1  Toll by Luke Wright (Penned in the Margins, $32)

“Part Essex wide boy, part dandy fop, he writes from the sidelines about small-town tragedies and national farce, then performs his work with snarl and spit”: the poet’s website.

2  New Zealand Wars: Ngā Pakanga o Aotearoa by Vincent O’Malley (Bridget Williams Books, $40)

“While not all New Zealanders are ready to confront our past, this work will serve as a taonga for future generations”: Mihingarangi Forbes.

3  Conventional Weapons by Tracey Slaughter (Victoria University Press, $25)

“It’s probably best described as a bit of heavy artillery – an ode to female adolescence and the ongoing challenges of female embodiment”: the poet, to Stuff.

- **Direction**
Carry on the book list past its third entry, keeping the same format. The data that comes next has nothing to do with the book list.

- **Raw data**
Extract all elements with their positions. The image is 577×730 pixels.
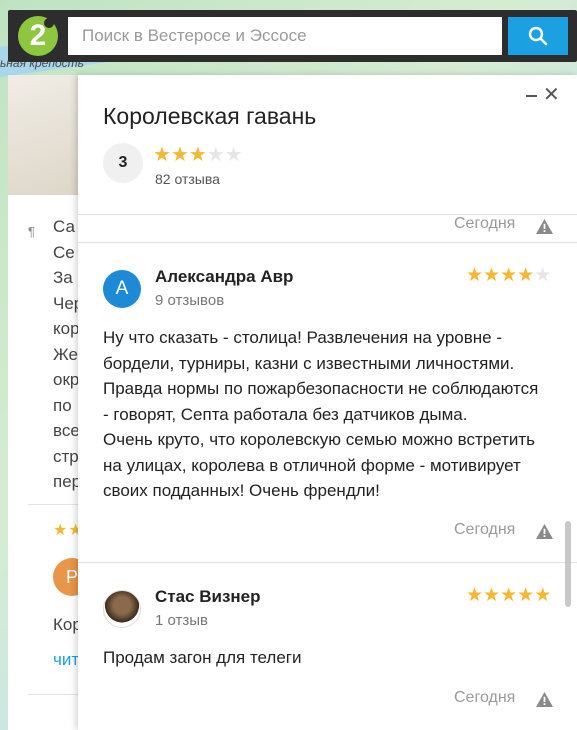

- **Result of this exercise**
4  Mondeo Man by Luke Wright (Penned in the Margins, $28)

“Cool poems”: Patti Smith.

5  Attraction by Ruby Porter (Text Publishing, AUS, $37)

New and brilliant; New Zealand, now.

6  This Mortal Boy by Fiona Kidman (Vintage, UK, $38)

Winner of the 2019 Acorn Foundation Fiction Prize.

7  Dead People I Have Known by Shayne Carter (Victoria University Press, $40)

We do have a review in the works, promise.

8  Upheaval: How Nations Cope with Crises by Jared Diamond (Allen & Unwin, $40)

“I would estimate the chances are about 49 percent that the world as we know it will collapse by about 2050”: the author, in New York Magazine.

9  The Overstory by Richard Powers (Vintage, AUS, $26)

Winner of the 2019 Pulitzer Prize for Fiction.

10 Machines Like Me by Ian McEwan (Penguin, $37)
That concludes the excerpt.